==== DATASET RECORDS

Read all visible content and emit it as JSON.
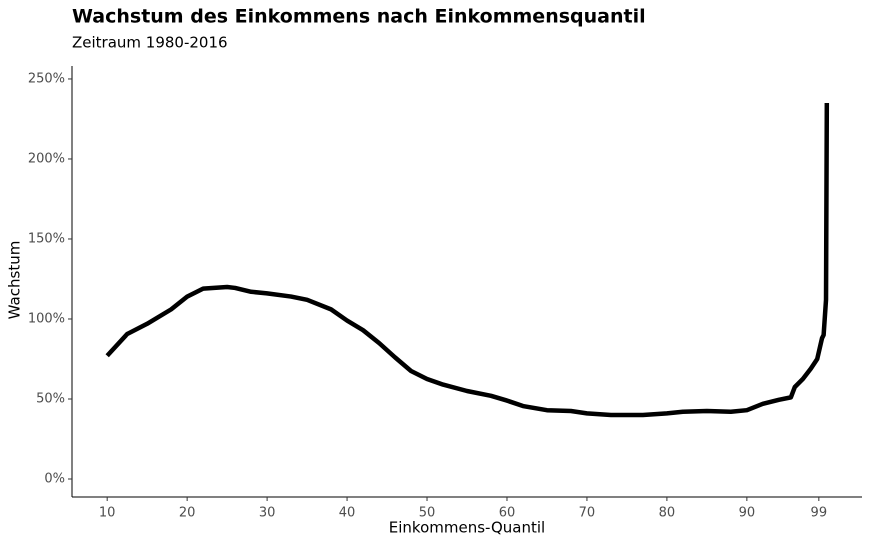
{
  "chart_data": {
    "type": "line",
    "title": "Wachstum des Einkommens nach Einkommensquantil",
    "subtitle": "Zeitraum 1980-2016",
    "x_label": "Einkommens-Quantil",
    "y_label": "Wachstum",
    "x": [
      10,
      12.5,
      15,
      18,
      20,
      22,
      25,
      26,
      28,
      30,
      33,
      35,
      38,
      40,
      42,
      44,
      46,
      48,
      50,
      52,
      55,
      58,
      60,
      62,
      65,
      68,
      70,
      73,
      77,
      80,
      82,
      85,
      88,
      90,
      92,
      94,
      95.5,
      96,
      97,
      98,
      98.8,
      99.4,
      99.6,
      99.9,
      100
    ],
    "series": [
      {
        "name": "Wachstum",
        "color": "#000000",
        "values": [
          77,
          90.6,
          97,
          106,
          114,
          119,
          120,
          119.4,
          117,
          116,
          114,
          112,
          106,
          99,
          93,
          85,
          76,
          67.5,
          62.5,
          59,
          55,
          52,
          49,
          45.6,
          43,
          42.5,
          41,
          40,
          40,
          41,
          42,
          42.5,
          42,
          43,
          47,
          49.5,
          51,
          57.5,
          62.5,
          69,
          75,
          88,
          90,
          112,
          235
        ]
      }
    ],
    "xlim": [
      5.6,
      104.4
    ],
    "xticks": [
      10,
      20,
      30,
      40,
      50,
      60,
      70,
      80,
      90,
      99
    ],
    "ylim": [
      -11.25,
      258.1
    ],
    "yticks": [
      {
        "value": 0,
        "label": "0%"
      },
      {
        "value": 50,
        "label": "50%"
      },
      {
        "value": 100,
        "label": "100%"
      },
      {
        "value": 150,
        "label": "150%"
      },
      {
        "value": 200,
        "label": "200%"
      },
      {
        "value": 250,
        "label": "250%"
      }
    ],
    "grid": false
  }
}
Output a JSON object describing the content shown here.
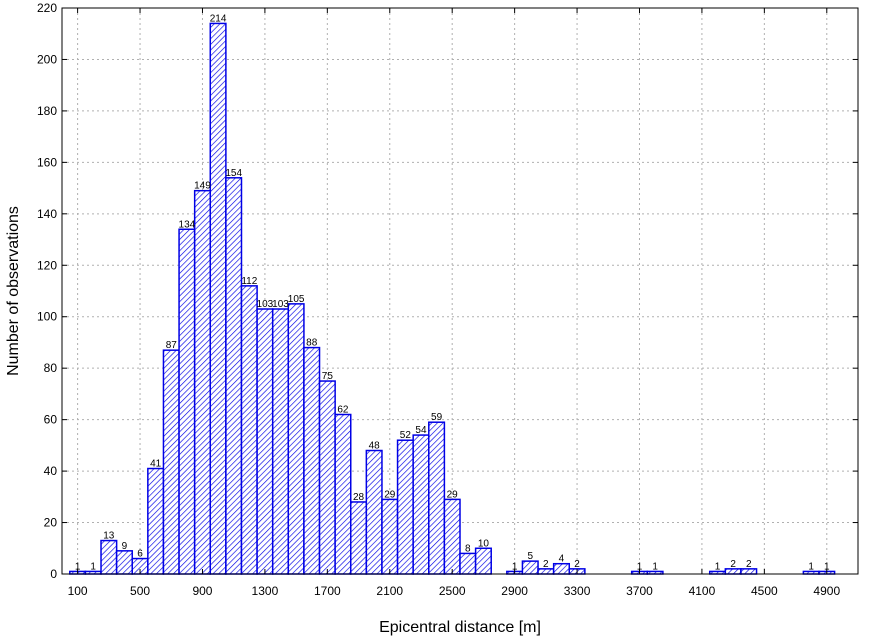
{
  "chart_data": {
    "type": "bar",
    "xlabel": "Epicentral distance [m]",
    "ylabel": "Number of observations",
    "bin_width": 100,
    "xlim": [
      0,
      5100
    ],
    "ylim": [
      0,
      220
    ],
    "y_ticks": [
      0,
      20,
      40,
      60,
      80,
      100,
      120,
      140,
      160,
      180,
      200,
      220
    ],
    "x_ticks": [
      100,
      500,
      900,
      1300,
      1700,
      2100,
      2500,
      2900,
      3300,
      3700,
      4100,
      4500,
      4900
    ],
    "grid": true,
    "bar_color": "#0000e6",
    "bins": [
      {
        "center": 100,
        "value": 1
      },
      {
        "center": 200,
        "value": 1
      },
      {
        "center": 300,
        "value": 13
      },
      {
        "center": 400,
        "value": 9
      },
      {
        "center": 500,
        "value": 6
      },
      {
        "center": 600,
        "value": 41
      },
      {
        "center": 700,
        "value": 87
      },
      {
        "center": 800,
        "value": 134
      },
      {
        "center": 900,
        "value": 149
      },
      {
        "center": 1000,
        "value": 214
      },
      {
        "center": 1100,
        "value": 154
      },
      {
        "center": 1200,
        "value": 112
      },
      {
        "center": 1300,
        "value": 103
      },
      {
        "center": 1400,
        "value": 103
      },
      {
        "center": 1500,
        "value": 105
      },
      {
        "center": 1600,
        "value": 88
      },
      {
        "center": 1700,
        "value": 75
      },
      {
        "center": 1800,
        "value": 62
      },
      {
        "center": 1900,
        "value": 28
      },
      {
        "center": 2000,
        "value": 48
      },
      {
        "center": 2100,
        "value": 29
      },
      {
        "center": 2200,
        "value": 52
      },
      {
        "center": 2300,
        "value": 54
      },
      {
        "center": 2400,
        "value": 59
      },
      {
        "center": 2500,
        "value": 29
      },
      {
        "center": 2600,
        "value": 8
      },
      {
        "center": 2700,
        "value": 10
      },
      {
        "center": 2900,
        "value": 1
      },
      {
        "center": 3000,
        "value": 5
      },
      {
        "center": 3100,
        "value": 2
      },
      {
        "center": 3200,
        "value": 4
      },
      {
        "center": 3300,
        "value": 2
      },
      {
        "center": 3700,
        "value": 1
      },
      {
        "center": 3800,
        "value": 1
      },
      {
        "center": 4200,
        "value": 1
      },
      {
        "center": 4300,
        "value": 2
      },
      {
        "center": 4400,
        "value": 2
      },
      {
        "center": 4800,
        "value": 1
      },
      {
        "center": 4900,
        "value": 1
      }
    ]
  }
}
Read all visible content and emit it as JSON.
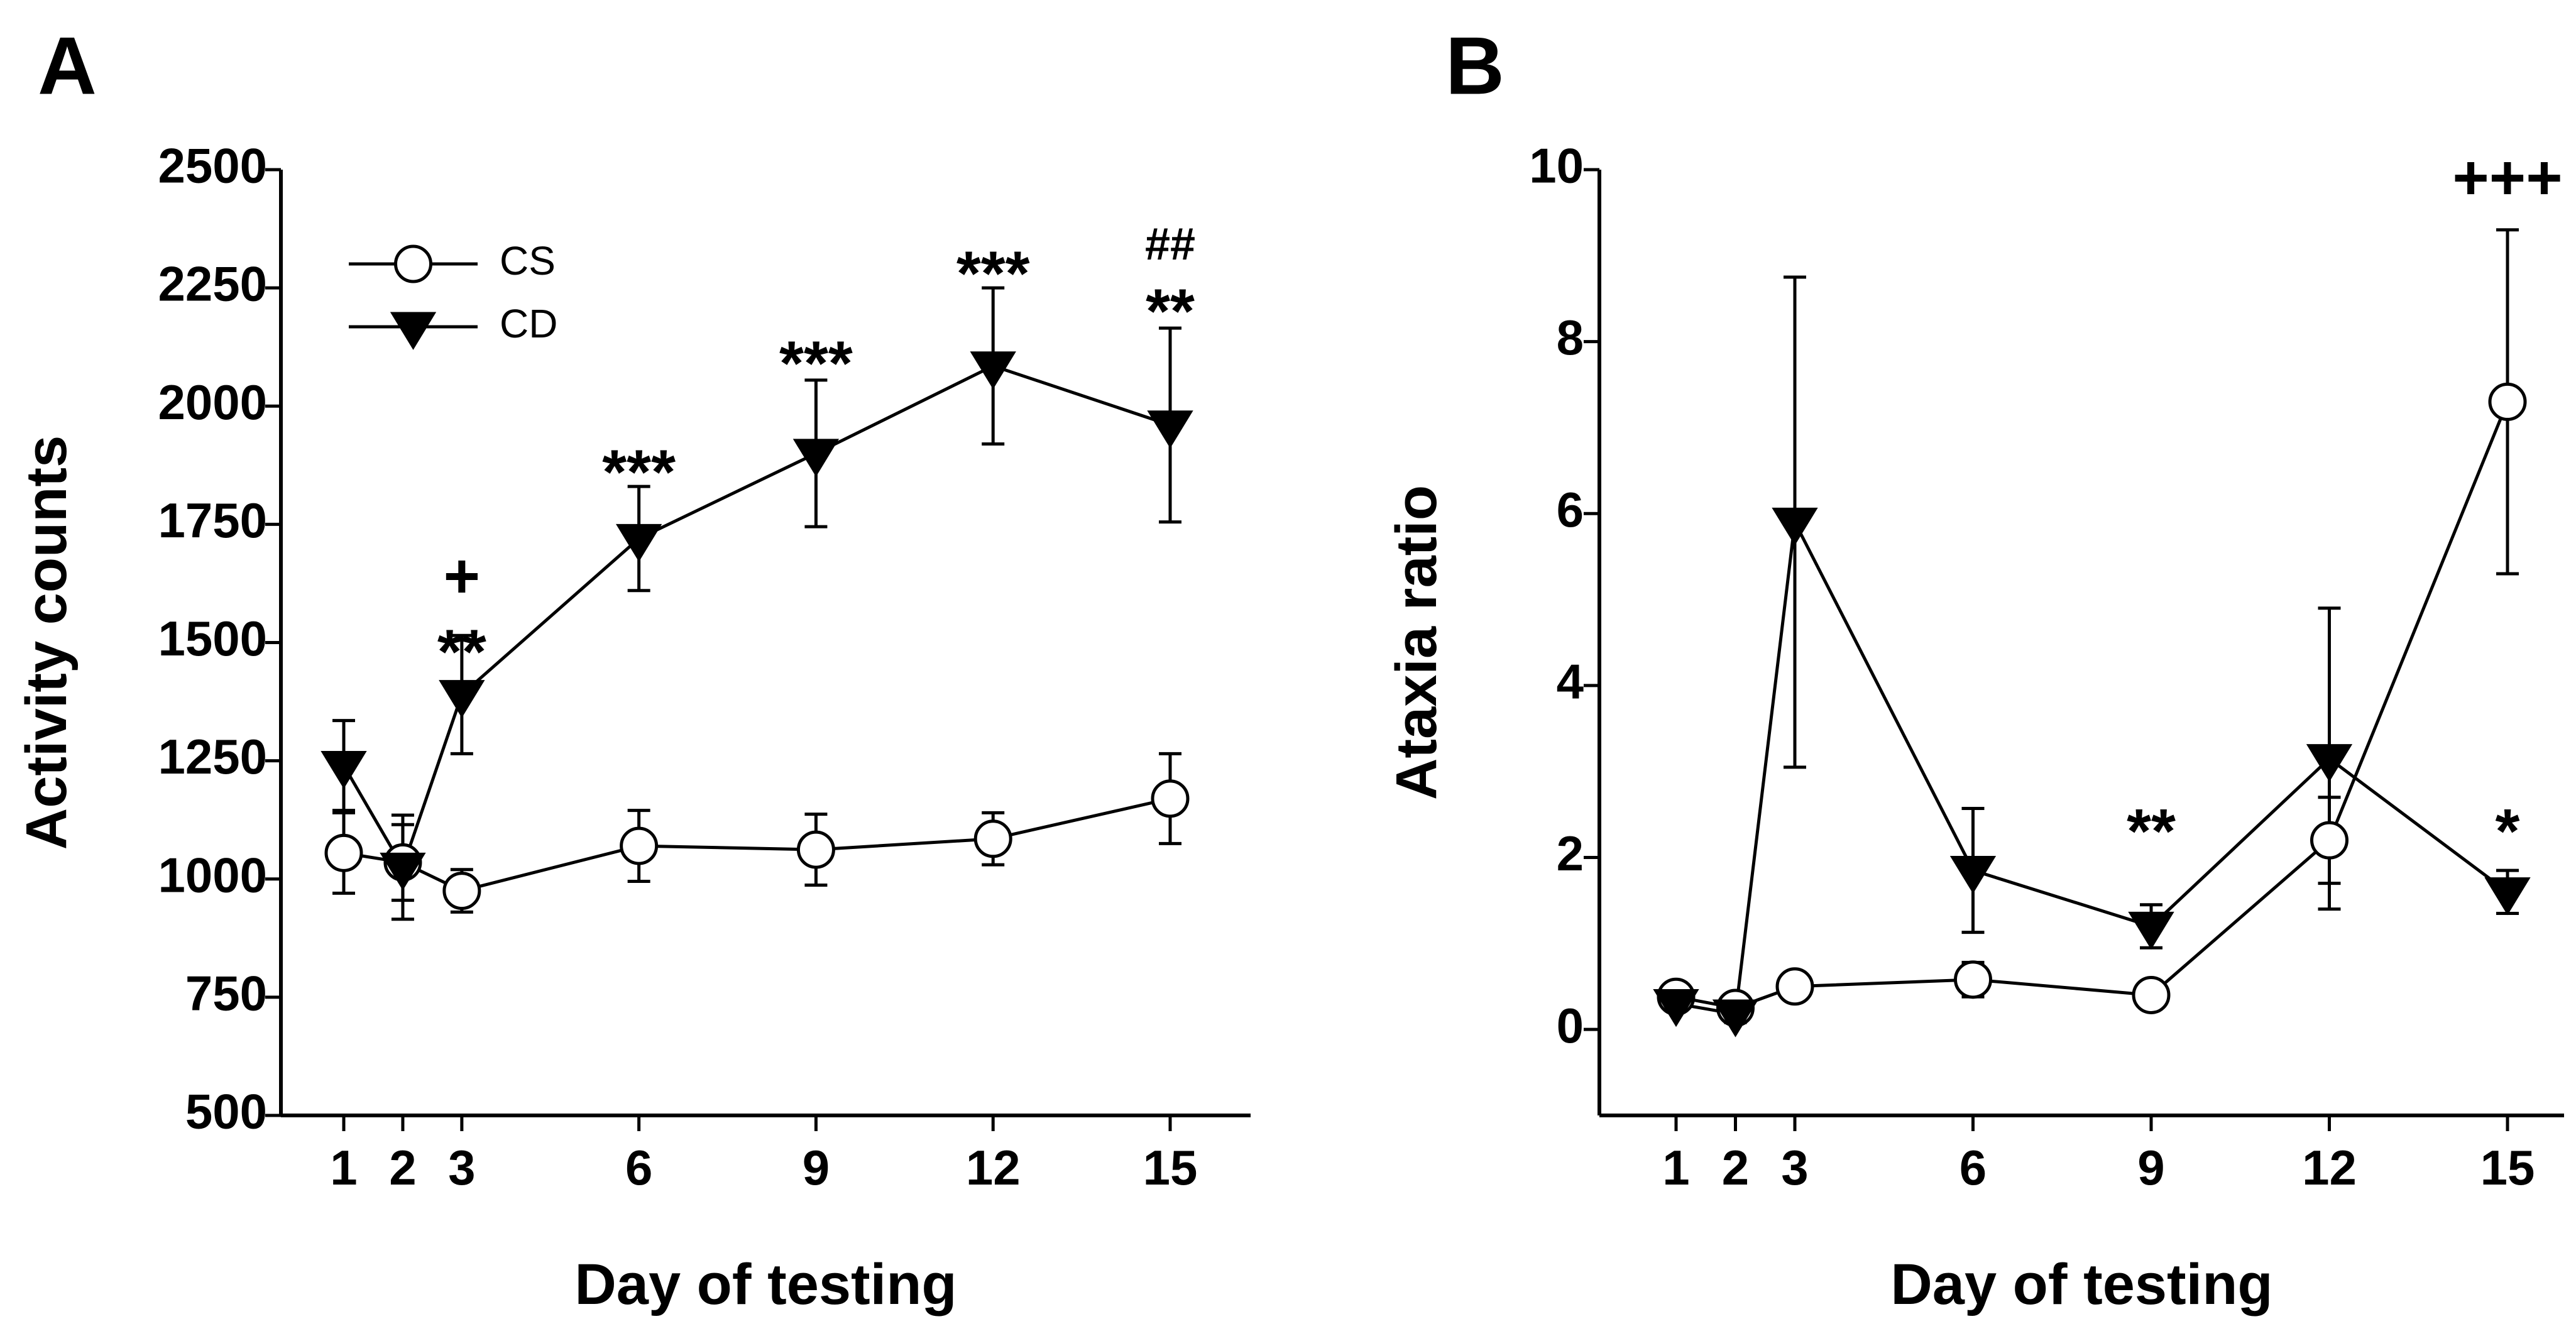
{
  "chart_data": [
    {
      "panel": "A",
      "type": "line",
      "xlabel": "Day of testing",
      "ylabel": "Activity counts",
      "ylim": [
        500,
        2500
      ],
      "x_ticks": [
        1,
        2,
        3,
        6,
        9,
        12,
        15
      ],
      "y_ticks": [
        500,
        750,
        1000,
        1250,
        1500,
        1750,
        2000,
        2250,
        2500
      ],
      "legend": [
        "CS",
        "CD"
      ],
      "legend_position": "top-left",
      "series": [
        {
          "name": "CS",
          "marker": "open-circle",
          "x": [
            1,
            2,
            3,
            6,
            9,
            12,
            15
          ],
          "y": [
            1055,
            1035,
            975,
            1070,
            1062,
            1085,
            1170
          ],
          "error": [
            85,
            80,
            45,
            75,
            75,
            55,
            95
          ]
        },
        {
          "name": "CD",
          "marker": "filled-triangle-down",
          "x": [
            1,
            2,
            3,
            6,
            9,
            12,
            15
          ],
          "y": [
            1240,
            1025,
            1390,
            1720,
            1900,
            2085,
            1960
          ],
          "error": [
            95,
            110,
            125,
            110,
            155,
            165,
            205
          ]
        }
      ],
      "annotations": [
        {
          "x": 3,
          "y": 1470,
          "text": "**",
          "size": "large"
        },
        {
          "x": 3,
          "y": 1630,
          "text": "+",
          "size": "large"
        },
        {
          "x": 6,
          "y": 1850,
          "text": "***",
          "size": "large"
        },
        {
          "x": 9,
          "y": 2080,
          "text": "***",
          "size": "large"
        },
        {
          "x": 12,
          "y": 2270,
          "text": "***",
          "size": "large"
        },
        {
          "x": 15,
          "y": 2190,
          "text": "**",
          "size": "large"
        },
        {
          "x": 15,
          "y": 2335,
          "text": "##",
          "size": "small"
        }
      ]
    },
    {
      "panel": "B",
      "type": "line",
      "xlabel": "Day of testing",
      "ylabel": "Ataxia ratio",
      "ylim": [
        -1,
        10
      ],
      "x_ticks": [
        1,
        2,
        3,
        6,
        9,
        12,
        15
      ],
      "y_ticks": [
        0,
        2,
        4,
        6,
        8,
        10
      ],
      "series": [
        {
          "name": "CS",
          "marker": "open-circle",
          "x": [
            1,
            2,
            3,
            6,
            9,
            12,
            15
          ],
          "y": [
            0.38,
            0.25,
            0.5,
            0.58,
            0.4,
            2.2,
            7.3
          ],
          "error": [
            0.1,
            0.08,
            0.1,
            0.2,
            0.1,
            0.5,
            2.0
          ]
        },
        {
          "name": "CD",
          "marker": "filled-triangle-down",
          "x": [
            1,
            2,
            3,
            6,
            9,
            12,
            15
          ],
          "y": [
            0.3,
            0.18,
            5.9,
            1.85,
            1.2,
            3.15,
            1.6
          ],
          "error": [
            0.08,
            0.1,
            2.85,
            0.72,
            0.25,
            1.75,
            0.25
          ]
        }
      ],
      "annotations": [
        {
          "x": 9,
          "y": 2.25,
          "text": "**",
          "size": "large"
        },
        {
          "x": 15,
          "y": 2.25,
          "text": "*",
          "size": "large"
        },
        {
          "x": 15,
          "y": 9.85,
          "text": "+++",
          "size": "large"
        }
      ]
    }
  ]
}
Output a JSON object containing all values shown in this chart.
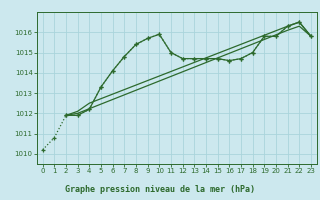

========

=== PROBLEM TO SOLVE ===
The records above are to be quoted exactly, with all pictures left out.

=== ANSWER IN FULL ===
Read all visible content and emit it as JSON.
{
  "chart_data": {
    "type": "line",
    "title": "Wachstum des Einkommens nach Einkommensquantil",
    "subtitle": "Zeitraum 1980-2016",
    "x_label": "Einkommens-Quantil",
    "y_label": "Wachstum",
    "x": [
      10,
      12.5,
      15,
      18,
      20,
      22,
      25,
      26,
      28,
      30,
      33,
      35,
      38,
      40,
      42,
      44,
      46,
      48,
      50,
      52,
      55,
      58,
      60,
      62,
      65,
      68,
      70,
      73,
      77,
      80,
      82,
      85,
      88,
      90,
      92,
      94,
      95.5,
      96,
      97,
      98,
      98.8,
      99.4,
      99.6,
      99.9,
      100
    ],
    "series": [
      {
        "name": "Wachstum",
        "color": "#000000",
        "values": [
          77,
          90.6,
          97,
          106,
          114,
          119,
          120,
          119.4,
          117,
          116,
          114,
          112,
          106,
          99,
          93,
          85,
          76,
          67.5,
          62.5,
          59,
          55,
          52,
          49,
          45.6,
          43,
          42.5,
          41,
          40,
          40,
          41,
          42,
          42.5,
          42,
          43,
          47,
          49.5,
          51,
          57.5,
          62.5,
          69,
          75,
          88,
          90,
          112,
          235
        ]
      }
    ],
    "xlim": [
      5.6,
      104.4
    ],
    "xticks": [
      10,
      20,
      30,
      40,
      50,
      60,
      70,
      80,
      90,
      99
    ],
    "ylim": [
      -11.25,
      258.1
    ],
    "yticks": [
      {
        "value": 0,
        "label": "0%"
      },
      {
        "value": 50,
        "label": "50%"
      },
      {
        "value": 100,
        "label": "100%"
      },
      {
        "value": 150,
        "label": "150%"
      },
      {
        "value": 200,
        "label": "200%"
      },
      {
        "value": 250,
        "label": "250%"
      }
    ],
    "grid": false
  }
}
Output a JSON object describing the content shown here.
{
  "chart_data": {
    "type": "bar",
    "xlabel": "Epicentral distance [m]",
    "ylabel": "Number of observations",
    "bin_width": 100,
    "xlim": [
      0,
      5100
    ],
    "ylim": [
      0,
      220
    ],
    "y_ticks": [
      0,
      20,
      40,
      60,
      80,
      100,
      120,
      140,
      160,
      180,
      200,
      220
    ],
    "x_ticks": [
      100,
      500,
      900,
      1300,
      1700,
      2100,
      2500,
      2900,
      3300,
      3700,
      4100,
      4500,
      4900
    ],
    "grid": true,
    "bar_color": "#0000e6",
    "bins": [
      {
        "center": 100,
        "value": 1
      },
      {
        "center": 200,
        "value": 1
      },
      {
        "center": 300,
        "value": 13
      },
      {
        "center": 400,
        "value": 9
      },
      {
        "center": 500,
        "value": 6
      },
      {
        "center": 600,
        "value": 41
      },
      {
        "center": 700,
        "value": 87
      },
      {
        "center": 800,
        "value": 134
      },
      {
        "center": 900,
        "value": 149
      },
      {
        "center": 1000,
        "value": 214
      },
      {
        "center": 1100,
        "value": 154
      },
      {
        "center": 1200,
        "value": 112
      },
      {
        "center": 1300,
        "value": 103
      },
      {
        "center": 1400,
        "value": 103
      },
      {
        "center": 1500,
        "value": 105
      },
      {
        "center": 1600,
        "value": 88
      },
      {
        "center": 1700,
        "value": 75
      },
      {
        "center": 1800,
        "value": 62
      },
      {
        "center": 1900,
        "value": 28
      },
      {
        "center": 2000,
        "value": 48
      },
      {
        "center": 2100,
        "value": 29
      },
      {
        "center": 2200,
        "value": 52
      },
      {
        "center": 2300,
        "value": 54
      },
      {
        "center": 2400,
        "value": 59
      },
      {
        "center": 2500,
        "value": 29
      },
      {
        "center": 2600,
        "value": 8
      },
      {
        "center": 2700,
        "value": 10
      },
      {
        "center": 2900,
        "value": 1
      },
      {
        "center": 3000,
        "value": 5
      },
      {
        "center": 3100,
        "value": 2
      },
      {
        "center": 3200,
        "value": 4
      },
      {
        "center": 3300,
        "value": 2
      },
      {
        "center": 3700,
        "value": 1
      },
      {
        "center": 3800,
        "value": 1
      },
      {
        "center": 4200,
        "value": 1
      },
      {
        "center": 4300,
        "value": 2
      },
      {
        "center": 4400,
        "value": 2
      },
      {
        "center": 4800,
        "value": 1
      },
      {
        "center": 4900,
        "value": 1
      }
    ]
  }
}
Read all visible content and emit it as JSON.
{
  "chart_data": [
    {
      "panel": "A",
      "type": "line",
      "xlabel": "Day of testing",
      "ylabel": "Activity counts",
      "ylim": [
        500,
        2500
      ],
      "x_ticks": [
        1,
        2,
        3,
        6,
        9,
        12,
        15
      ],
      "y_ticks": [
        500,
        750,
        1000,
        1250,
        1500,
        1750,
        2000,
        2250,
        2500
      ],
      "legend": [
        "CS",
        "CD"
      ],
      "legend_position": "top-left",
      "series": [
        {
          "name": "CS",
          "marker": "open-circle",
          "x": [
            1,
            2,
            3,
            6,
            9,
            12,
            15
          ],
          "y": [
            1055,
            1035,
            975,
            1070,
            1062,
            1085,
            1170
          ],
          "error": [
            85,
            80,
            45,
            75,
            75,
            55,
            95
          ]
        },
        {
          "name": "CD",
          "marker": "filled-triangle-down",
          "x": [
            1,
            2,
            3,
            6,
            9,
            12,
            15
          ],
          "y": [
            1240,
            1025,
            1390,
            1720,
            1900,
            2085,
            1960
          ],
          "error": [
            95,
            110,
            125,
            110,
            155,
            165,
            205
          ]
        }
      ],
      "annotations": [
        {
          "x": 3,
          "y": 1470,
          "text": "**",
          "size": "large"
        },
        {
          "x": 3,
          "y": 1630,
          "text": "+",
          "size": "large"
        },
        {
          "x": 6,
          "y": 1850,
          "text": "***",
          "size": "large"
        },
        {
          "x": 9,
          "y": 2080,
          "text": "***",
          "size": "large"
        },
        {
          "x": 12,
          "y": 2270,
          "text": "***",
          "size": "large"
        },
        {
          "x": 15,
          "y": 2190,
          "text": "**",
          "size": "large"
        },
        {
          "x": 15,
          "y": 2335,
          "text": "##",
          "size": "small"
        }
      ]
    },
    {
      "panel": "B",
      "type": "line",
      "xlabel": "Day of testing",
      "ylabel": "Ataxia ratio",
      "ylim": [
        -1,
        10
      ],
      "x_ticks": [
        1,
        2,
        3,
        6,
        9,
        12,
        15
      ],
      "y_ticks": [
        0,
        2,
        4,
        6,
        8,
        10
      ],
      "series": [
        {
          "name": "CS",
          "marker": "open-circle",
          "x": [
            1,
            2,
            3,
            6,
            9,
            12,
            15
          ],
          "y": [
            0.38,
            0.25,
            0.5,
            0.58,
            0.4,
            2.2,
            7.3
          ],
          "error": [
            0.1,
            0.08,
            0.1,
            0.2,
            0.1,
            0.5,
            2.0
          ]
        },
        {
          "name": "CD",
          "marker": "filled-triangle-down",
          "x": [
            1,
            2,
            3,
            6,
            9,
            12,
            15
          ],
          "y": [
            0.3,
            0.18,
            5.9,
            1.85,
            1.2,
            3.15,
            1.6
          ],
          "error": [
            0.08,
            0.1,
            2.85,
            0.72,
            0.25,
            1.75,
            0.25
          ]
        }
      ],
      "annotations": [
        {
          "x": 9,
          "y": 2.25,
          "text": "**",
          "size": "large"
        },
        {
          "x": 15,
          "y": 2.25,
          "text": "*",
          "size": "large"
        },
        {
          "x": 15,
          "y": 9.85,
          "text": "+++",
          "size": "large"
        }
      ]
    }
  ]
}
Output a JSON object containing all values shown in this chart.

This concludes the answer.